> _Work to do_
How many lines of the records hold the string "DETAIL"? Reply with the number alone.

> _Available records_
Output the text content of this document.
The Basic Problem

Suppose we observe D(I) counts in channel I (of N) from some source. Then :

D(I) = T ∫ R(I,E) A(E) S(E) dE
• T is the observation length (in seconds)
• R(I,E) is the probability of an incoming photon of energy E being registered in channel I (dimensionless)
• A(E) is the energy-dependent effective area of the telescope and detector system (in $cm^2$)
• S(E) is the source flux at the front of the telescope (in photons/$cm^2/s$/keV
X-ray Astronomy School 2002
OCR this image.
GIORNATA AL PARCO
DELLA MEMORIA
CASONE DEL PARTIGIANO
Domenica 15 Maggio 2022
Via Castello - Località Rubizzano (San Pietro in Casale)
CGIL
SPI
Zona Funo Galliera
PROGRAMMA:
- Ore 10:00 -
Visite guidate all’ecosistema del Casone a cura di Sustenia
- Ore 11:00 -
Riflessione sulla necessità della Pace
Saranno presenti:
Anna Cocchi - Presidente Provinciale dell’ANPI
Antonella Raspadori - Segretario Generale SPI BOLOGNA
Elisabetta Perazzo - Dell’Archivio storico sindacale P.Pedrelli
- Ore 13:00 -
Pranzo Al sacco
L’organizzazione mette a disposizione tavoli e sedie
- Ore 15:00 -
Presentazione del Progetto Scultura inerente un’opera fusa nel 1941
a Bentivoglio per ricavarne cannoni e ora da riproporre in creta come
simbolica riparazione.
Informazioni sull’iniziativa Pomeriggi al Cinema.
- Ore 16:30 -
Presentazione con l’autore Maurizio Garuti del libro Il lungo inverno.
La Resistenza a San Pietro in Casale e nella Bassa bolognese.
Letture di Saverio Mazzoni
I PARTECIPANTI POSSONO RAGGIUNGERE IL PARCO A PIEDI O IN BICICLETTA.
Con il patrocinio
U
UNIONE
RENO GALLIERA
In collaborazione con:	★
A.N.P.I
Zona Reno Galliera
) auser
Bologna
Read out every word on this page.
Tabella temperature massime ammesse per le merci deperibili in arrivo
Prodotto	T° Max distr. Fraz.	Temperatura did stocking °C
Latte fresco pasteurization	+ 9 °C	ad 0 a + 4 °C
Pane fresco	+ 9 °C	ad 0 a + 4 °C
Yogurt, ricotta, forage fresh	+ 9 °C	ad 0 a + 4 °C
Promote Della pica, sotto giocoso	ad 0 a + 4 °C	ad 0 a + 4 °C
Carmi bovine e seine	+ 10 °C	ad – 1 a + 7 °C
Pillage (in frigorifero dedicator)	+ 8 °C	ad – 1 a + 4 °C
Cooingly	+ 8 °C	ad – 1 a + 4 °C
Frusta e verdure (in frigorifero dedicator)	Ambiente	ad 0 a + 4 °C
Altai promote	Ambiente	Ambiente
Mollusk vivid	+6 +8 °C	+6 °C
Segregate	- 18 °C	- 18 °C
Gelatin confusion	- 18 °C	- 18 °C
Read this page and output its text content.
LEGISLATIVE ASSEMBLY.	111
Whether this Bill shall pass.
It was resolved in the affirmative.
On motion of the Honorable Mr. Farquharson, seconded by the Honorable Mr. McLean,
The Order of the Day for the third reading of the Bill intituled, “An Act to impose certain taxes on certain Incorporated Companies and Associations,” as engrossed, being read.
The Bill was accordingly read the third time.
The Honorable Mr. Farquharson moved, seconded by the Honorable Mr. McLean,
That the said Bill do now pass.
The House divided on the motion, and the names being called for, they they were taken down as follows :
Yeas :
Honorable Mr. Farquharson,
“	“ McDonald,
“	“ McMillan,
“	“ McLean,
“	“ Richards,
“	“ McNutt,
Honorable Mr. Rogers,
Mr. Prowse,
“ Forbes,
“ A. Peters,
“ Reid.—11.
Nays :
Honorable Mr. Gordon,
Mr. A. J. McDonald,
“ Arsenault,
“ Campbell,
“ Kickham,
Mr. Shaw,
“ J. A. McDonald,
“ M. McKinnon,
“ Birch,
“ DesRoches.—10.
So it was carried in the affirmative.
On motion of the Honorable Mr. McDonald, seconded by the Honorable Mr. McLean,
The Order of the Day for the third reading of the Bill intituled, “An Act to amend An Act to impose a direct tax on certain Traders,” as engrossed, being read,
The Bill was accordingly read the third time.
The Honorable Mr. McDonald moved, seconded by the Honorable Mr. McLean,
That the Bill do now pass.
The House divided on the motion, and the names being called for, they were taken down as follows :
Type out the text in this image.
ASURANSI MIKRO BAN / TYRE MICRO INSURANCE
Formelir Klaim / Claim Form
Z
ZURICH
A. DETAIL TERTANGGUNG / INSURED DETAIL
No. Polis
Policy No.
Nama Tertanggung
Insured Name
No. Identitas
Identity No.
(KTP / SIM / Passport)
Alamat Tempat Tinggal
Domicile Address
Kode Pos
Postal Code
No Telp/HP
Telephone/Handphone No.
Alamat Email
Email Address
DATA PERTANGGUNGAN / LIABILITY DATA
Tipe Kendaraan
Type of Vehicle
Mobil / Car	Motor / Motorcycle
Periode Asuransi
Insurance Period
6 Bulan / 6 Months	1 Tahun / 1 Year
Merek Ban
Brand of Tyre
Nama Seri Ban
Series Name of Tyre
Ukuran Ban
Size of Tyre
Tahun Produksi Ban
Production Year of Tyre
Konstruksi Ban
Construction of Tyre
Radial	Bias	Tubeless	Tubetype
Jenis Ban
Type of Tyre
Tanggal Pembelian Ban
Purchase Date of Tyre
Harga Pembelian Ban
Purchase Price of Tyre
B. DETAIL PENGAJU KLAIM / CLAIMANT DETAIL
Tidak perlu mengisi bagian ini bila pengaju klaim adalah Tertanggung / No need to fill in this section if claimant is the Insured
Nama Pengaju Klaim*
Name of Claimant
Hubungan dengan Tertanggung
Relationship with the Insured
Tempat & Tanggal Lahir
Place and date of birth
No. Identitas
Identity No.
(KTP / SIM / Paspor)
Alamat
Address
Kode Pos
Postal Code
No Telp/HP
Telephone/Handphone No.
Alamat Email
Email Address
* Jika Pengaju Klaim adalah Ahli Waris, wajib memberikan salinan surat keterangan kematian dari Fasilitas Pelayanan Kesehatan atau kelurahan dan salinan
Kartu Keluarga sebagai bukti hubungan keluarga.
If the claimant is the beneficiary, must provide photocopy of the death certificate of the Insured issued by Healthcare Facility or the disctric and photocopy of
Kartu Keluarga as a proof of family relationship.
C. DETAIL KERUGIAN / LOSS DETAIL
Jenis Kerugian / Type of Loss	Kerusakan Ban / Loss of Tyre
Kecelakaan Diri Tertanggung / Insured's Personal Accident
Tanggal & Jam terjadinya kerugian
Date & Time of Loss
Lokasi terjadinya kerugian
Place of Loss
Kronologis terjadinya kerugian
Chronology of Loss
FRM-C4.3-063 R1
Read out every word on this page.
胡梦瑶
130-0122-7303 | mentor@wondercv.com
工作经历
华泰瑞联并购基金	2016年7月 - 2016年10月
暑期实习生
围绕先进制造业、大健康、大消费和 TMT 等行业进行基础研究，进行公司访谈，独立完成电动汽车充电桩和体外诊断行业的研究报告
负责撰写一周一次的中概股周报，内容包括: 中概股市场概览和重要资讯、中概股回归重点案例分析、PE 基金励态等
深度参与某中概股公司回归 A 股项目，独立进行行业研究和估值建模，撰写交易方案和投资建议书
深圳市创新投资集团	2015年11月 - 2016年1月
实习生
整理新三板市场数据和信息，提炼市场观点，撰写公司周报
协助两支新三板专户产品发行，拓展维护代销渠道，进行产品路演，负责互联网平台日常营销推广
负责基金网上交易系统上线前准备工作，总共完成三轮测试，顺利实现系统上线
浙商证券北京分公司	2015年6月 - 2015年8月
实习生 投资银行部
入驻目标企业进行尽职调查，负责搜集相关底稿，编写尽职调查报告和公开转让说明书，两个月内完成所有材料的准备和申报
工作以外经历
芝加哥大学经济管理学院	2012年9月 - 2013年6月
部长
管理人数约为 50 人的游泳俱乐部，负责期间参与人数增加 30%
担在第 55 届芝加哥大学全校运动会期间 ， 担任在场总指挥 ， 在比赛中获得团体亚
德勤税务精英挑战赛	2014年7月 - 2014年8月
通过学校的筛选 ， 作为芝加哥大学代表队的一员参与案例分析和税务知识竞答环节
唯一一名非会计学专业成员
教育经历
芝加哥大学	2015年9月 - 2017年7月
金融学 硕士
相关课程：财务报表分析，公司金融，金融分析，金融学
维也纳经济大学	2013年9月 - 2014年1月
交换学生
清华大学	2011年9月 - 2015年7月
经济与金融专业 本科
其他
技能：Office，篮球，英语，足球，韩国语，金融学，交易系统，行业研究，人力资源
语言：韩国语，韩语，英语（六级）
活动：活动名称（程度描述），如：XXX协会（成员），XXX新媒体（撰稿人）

> _Full answer_
3